__WHAT THE TASK ASKS__. Output the entries word for word. Omit images.

__MATERIAL FOR THIS TASK__.

======

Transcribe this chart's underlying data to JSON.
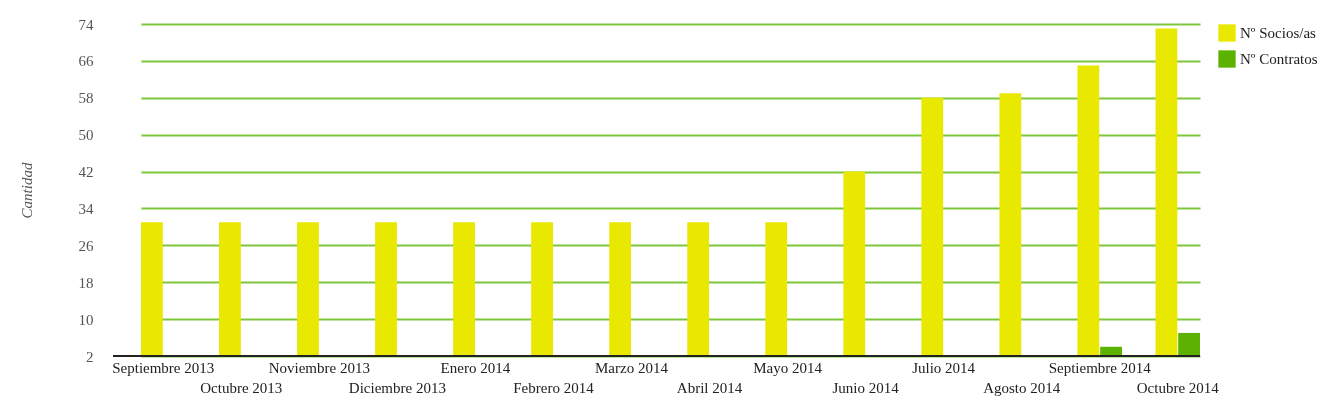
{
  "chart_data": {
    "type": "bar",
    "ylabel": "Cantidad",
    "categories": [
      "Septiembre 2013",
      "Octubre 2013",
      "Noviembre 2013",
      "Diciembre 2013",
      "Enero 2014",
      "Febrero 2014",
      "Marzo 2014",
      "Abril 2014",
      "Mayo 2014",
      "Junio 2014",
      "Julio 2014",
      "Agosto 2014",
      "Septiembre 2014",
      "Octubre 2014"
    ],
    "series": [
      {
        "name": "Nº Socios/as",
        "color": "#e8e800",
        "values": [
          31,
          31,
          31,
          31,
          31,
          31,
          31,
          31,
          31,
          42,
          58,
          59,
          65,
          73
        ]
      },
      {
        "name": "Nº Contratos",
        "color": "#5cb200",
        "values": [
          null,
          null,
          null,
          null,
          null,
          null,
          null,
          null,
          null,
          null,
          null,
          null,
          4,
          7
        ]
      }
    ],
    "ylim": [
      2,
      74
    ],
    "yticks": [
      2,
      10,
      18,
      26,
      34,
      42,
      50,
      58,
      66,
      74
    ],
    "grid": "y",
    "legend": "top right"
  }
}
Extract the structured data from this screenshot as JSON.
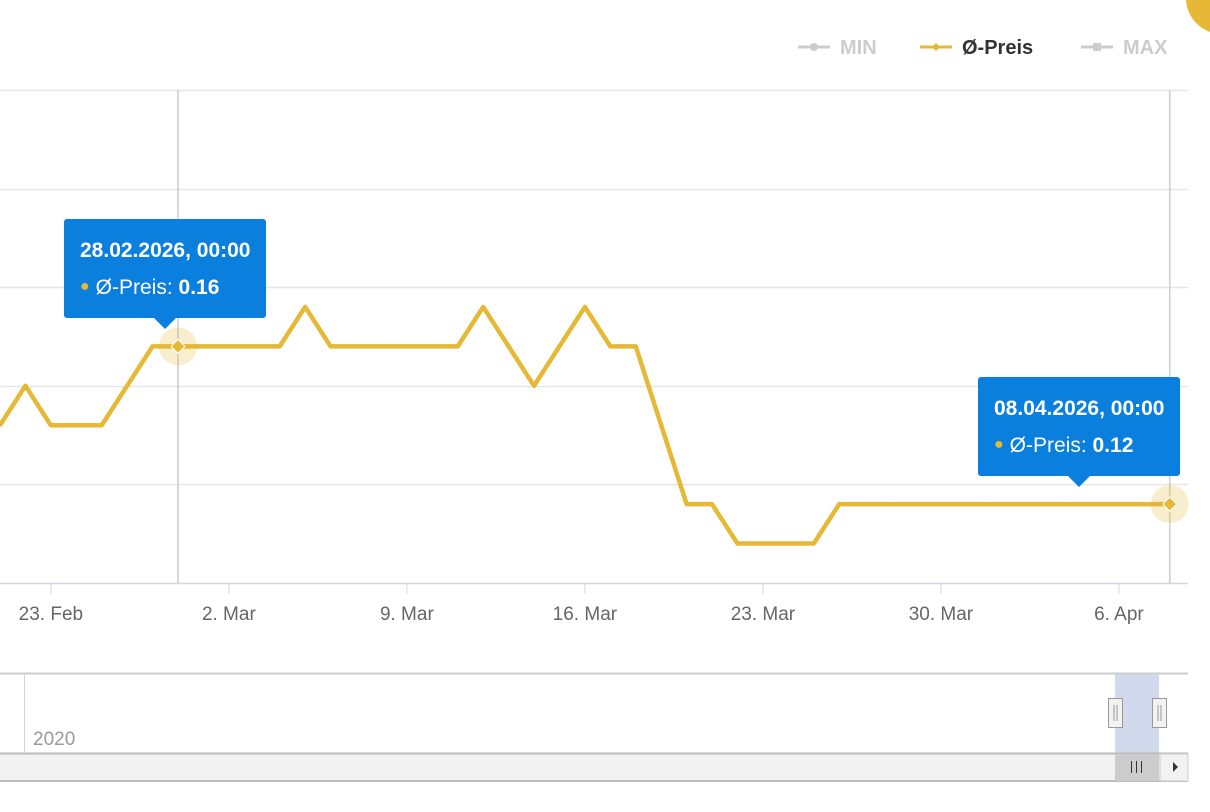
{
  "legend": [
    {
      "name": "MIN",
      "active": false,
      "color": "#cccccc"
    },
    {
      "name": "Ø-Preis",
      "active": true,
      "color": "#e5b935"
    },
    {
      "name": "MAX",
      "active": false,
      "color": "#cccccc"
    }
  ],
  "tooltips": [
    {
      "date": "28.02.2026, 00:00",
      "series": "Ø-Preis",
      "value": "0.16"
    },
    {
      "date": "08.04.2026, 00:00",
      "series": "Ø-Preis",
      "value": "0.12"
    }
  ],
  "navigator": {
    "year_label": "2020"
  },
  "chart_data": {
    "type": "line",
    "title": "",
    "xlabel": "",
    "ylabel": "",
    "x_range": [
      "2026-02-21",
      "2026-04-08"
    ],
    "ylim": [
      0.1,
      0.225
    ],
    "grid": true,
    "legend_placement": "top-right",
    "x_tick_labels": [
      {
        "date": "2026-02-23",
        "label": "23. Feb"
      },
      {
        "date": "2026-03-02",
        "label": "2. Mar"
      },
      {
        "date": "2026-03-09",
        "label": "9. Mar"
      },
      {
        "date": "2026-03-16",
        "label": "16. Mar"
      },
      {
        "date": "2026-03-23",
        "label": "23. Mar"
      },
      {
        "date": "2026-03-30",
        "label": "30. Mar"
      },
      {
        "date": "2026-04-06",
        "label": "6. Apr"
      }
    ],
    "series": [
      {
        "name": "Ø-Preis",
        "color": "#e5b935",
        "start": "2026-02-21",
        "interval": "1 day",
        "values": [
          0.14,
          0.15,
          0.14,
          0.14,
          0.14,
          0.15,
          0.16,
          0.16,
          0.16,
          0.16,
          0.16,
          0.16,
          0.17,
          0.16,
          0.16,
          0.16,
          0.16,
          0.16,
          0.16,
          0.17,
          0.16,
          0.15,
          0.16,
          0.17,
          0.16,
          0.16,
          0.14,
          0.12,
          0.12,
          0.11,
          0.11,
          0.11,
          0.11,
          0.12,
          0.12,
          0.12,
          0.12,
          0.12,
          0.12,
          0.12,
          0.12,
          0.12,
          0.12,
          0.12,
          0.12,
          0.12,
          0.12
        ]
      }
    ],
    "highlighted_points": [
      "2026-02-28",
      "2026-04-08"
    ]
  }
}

======

__FINISHED EXERCISE__.
Transcribe this chart's underlying data to JSON.
{
  "chart_data": {
    "type": "bar",
    "ylabel": "Cantidad",
    "categories": [
      "Septiembre 2013",
      "Octubre 2013",
      "Noviembre 2013",
      "Diciembre 2013",
      "Enero 2014",
      "Febrero 2014",
      "Marzo 2014",
      "Abril 2014",
      "Mayo 2014",
      "Junio 2014",
      "Julio 2014",
      "Agosto 2014",
      "Septiembre 2014",
      "Octubre 2014"
    ],
    "series": [
      {
        "name": "Nº Socios/as",
        "color": "#e8e800",
        "values": [
          31,
          31,
          31,
          31,
          31,
          31,
          31,
          31,
          31,
          42,
          58,
          59,
          65,
          73
        ]
      },
      {
        "name": "Nº Contratos",
        "color": "#5cb200",
        "values": [
          null,
          null,
          null,
          null,
          null,
          null,
          null,
          null,
          null,
          null,
          null,
          null,
          4,
          7
        ]
      }
    ],
    "ylim": [
      2,
      74
    ],
    "yticks": [
      2,
      10,
      18,
      26,
      34,
      42,
      50,
      58,
      66,
      74
    ],
    "grid": "y",
    "legend": "top right"
  }
}
Extract the structured data from this screenshot as JSON.
{
  "legend": [
    {
      "name": "MIN",
      "active": false,
      "color": "#cccccc"
    },
    {
      "name": "Ø-Preis",
      "active": true,
      "color": "#e5b935"
    },
    {
      "name": "MAX",
      "active": false,
      "color": "#cccccc"
    }
  ],
  "tooltips": [
    {
      "date": "28.02.2026, 00:00",
      "series": "Ø-Preis",
      "value": "0.16"
    },
    {
      "date": "08.04.2026, 00:00",
      "series": "Ø-Preis",
      "value": "0.12"
    }
  ],
  "navigator": {
    "year_label": "2020"
  },
  "chart_data": {
    "type": "line",
    "title": "",
    "xlabel": "",
    "ylabel": "",
    "x_range": [
      "2026-02-21",
      "2026-04-08"
    ],
    "ylim": [
      0.1,
      0.225
    ],
    "grid": true,
    "legend_placement": "top-right",
    "x_tick_labels": [
      {
        "date": "2026-02-23",
        "label": "23. Feb"
      },
      {
        "date": "2026-03-02",
        "label": "2. Mar"
      },
      {
        "date": "2026-03-09",
        "label": "9. Mar"
      },
      {
        "date": "2026-03-16",
        "label": "16. Mar"
      },
      {
        "date": "2026-03-23",
        "label": "23. Mar"
      },
      {
        "date": "2026-03-30",
        "label": "30. Mar"
      },
      {
        "date": "2026-04-06",
        "label": "6. Apr"
      }
    ],
    "series": [
      {
        "name": "Ø-Preis",
        "color": "#e5b935",
        "start": "2026-02-21",
        "interval": "1 day",
        "values": [
          0.14,
          0.15,
          0.14,
          0.14,
          0.14,
          0.15,
          0.16,
          0.16,
          0.16,
          0.16,
          0.16,
          0.16,
          0.17,
          0.16,
          0.16,
          0.16,
          0.16,
          0.16,
          0.16,
          0.17,
          0.16,
          0.15,
          0.16,
          0.17,
          0.16,
          0.16,
          0.14,
          0.12,
          0.12,
          0.11,
          0.11,
          0.11,
          0.11,
          0.12,
          0.12,
          0.12,
          0.12,
          0.12,
          0.12,
          0.12,
          0.12,
          0.12,
          0.12,
          0.12,
          0.12,
          0.12,
          0.12
        ]
      }
    ],
    "highlighted_points": [
      "2026-02-28",
      "2026-04-08"
    ]
  }
}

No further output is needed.